» Requirement
Scan the records below. List lines holding "据本题材料".

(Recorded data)
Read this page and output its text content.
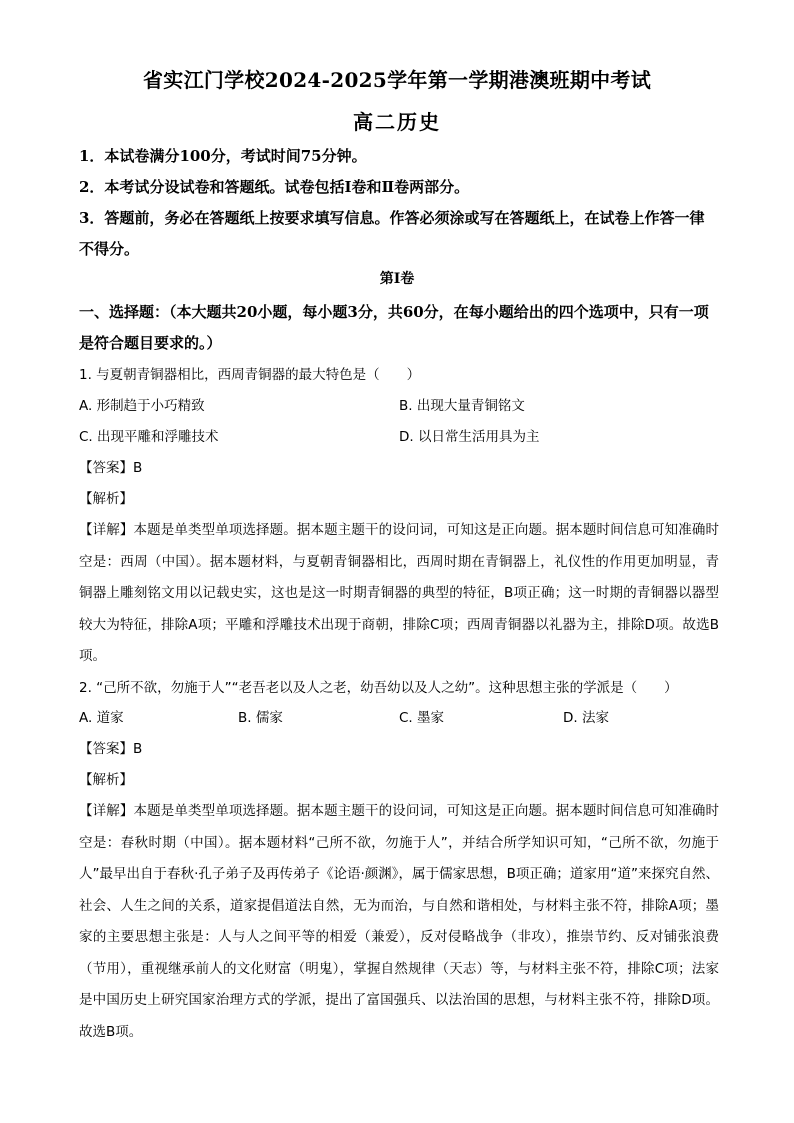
省实江门学校2024-2025学年第一学期港澳班期中考试
高二历史
1．本试卷满分100分，考试时间75分钟。
2．本考试分设试卷和答题纸。试卷包括Ⅰ卷和Ⅱ卷两部分。
3．答题前，务必在答题纸上按要求填写信息。作答必须涂或写在答题纸上，在试卷上作答一律不得分。
第Ⅰ卷
一、选择题：（本大题共20小题，每小题3分，共60分，在每小题给出的四个选项中，只有一项是符合题目要求的。）
1. 与夏朝青铜器相比，西周青铜器的最大特色是（　　）
A. 形制趋于小巧精致	B. 出现大量青铜铭文
C. 出现平雕和浮雕技术	D. 以日常生活用具为主
【答案】B
【解析】
【详解】本题是单类型单项选择题。据本题主题干的设问词，可知这是正向题。据本题时间信息可知准确时空是：西周（中国）。据本题材料，与夏朝青铜器相比，西周时期在青铜器上，礼仪性的作用更加明显，青铜器上雕刻铭文用以记载史实，这也是这一时期青铜器的典型的特征，B项正确；这一时期的青铜器以器型较大为特征，排除A项；平雕和浮雕技术出现于商朝，排除C项；西周青铜器以礼器为主，排除D项。故选B项。
2. “己所不欲，勿施于人”“老吾老以及人之老，幼吾幼以及人之幼”。这种思想主张的学派是（　　）
A. 道家	B. 儒家	C. 墨家	D. 法家
【答案】B
【解析】
【详解】本题是单类型单项选择题。据本题主题干的设问词，可知这是正向题。据本题时间信息可知准确时空是：春秋时期（中国）。据本题材料“己所不欲，勿施于人”，并结合所学知识可知，“己所不欲，勿施于人”最早出自于春秋·孔子弟子及再传弟子《论语·颜渊》，属于儒家思想，B项正确；道家用“道”来探究自然、社会、人生之间的关系，道家提倡道法自然，无为而治，与自然和谐相处，与材料主张不符，排除A项；墨家的主要思想主张是：人与人之间平等的相爱（兼爱），反对侵略战争（非攻），推崇节约、反对铺张浪费（节用），重视继承前人的文化财富（明鬼），掌握自然规律（天志）等，与材料主张不符，排除C项；法家是中国历史上研究国家治理方式的学派，提出了富国强兵、以法治国的思想，与材料主张不符，排除D项。故选B项。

» Final result
【详解】本题是单类型单项选择题。据本题主题干的设问词，可知这是正向题。据本题时间信息可知准确时空是：西周（中国）。据本题材料，与夏朝青铜器相比，西周时期在青铜器上，礼仪性的作用更加明显，青铜器上雕刻铭文用以记载史实，这也是这一时期青铜器的典型的特征，B项正确；这一时期的青铜器以器型较大为特征，排除A项；平雕和浮雕技术出现于商朝，排除C项；西周青铜器以礼器为主，排除D项。故选B项。
【详解】本题是单类型单项选择题。据本题主题干的设问词，可知这是正向题。据本题时间信息可知准确时空是：春秋时期（中国）。据本题材料“己所不欲，勿施于人”，并结合所学知识可知，“己所不欲，勿施于人”最早出自于春秋·孔子弟子及再传弟子《论语·颜渊》，属于儒家思想，B项正确；道家用“道”来探究自然、社会、人生之间的关系，道家提倡道法自然，无为而治，与自然和谐相处，与材料主张不符，排除A项；墨家的主要思想主张是：人与人之间平等的相爱（兼爱），反对侵略战争（非攻），推崇节约、反对铺张浪费（节用），重视继承前人的文化财富（明鬼），掌握自然规律（天志）等，与材料主张不符，排除C项；法家是中国历史上研究国家治理方式的学派，提出了富国强兵、以法治国的思想，与材料主张不符，排除D项。故选B项。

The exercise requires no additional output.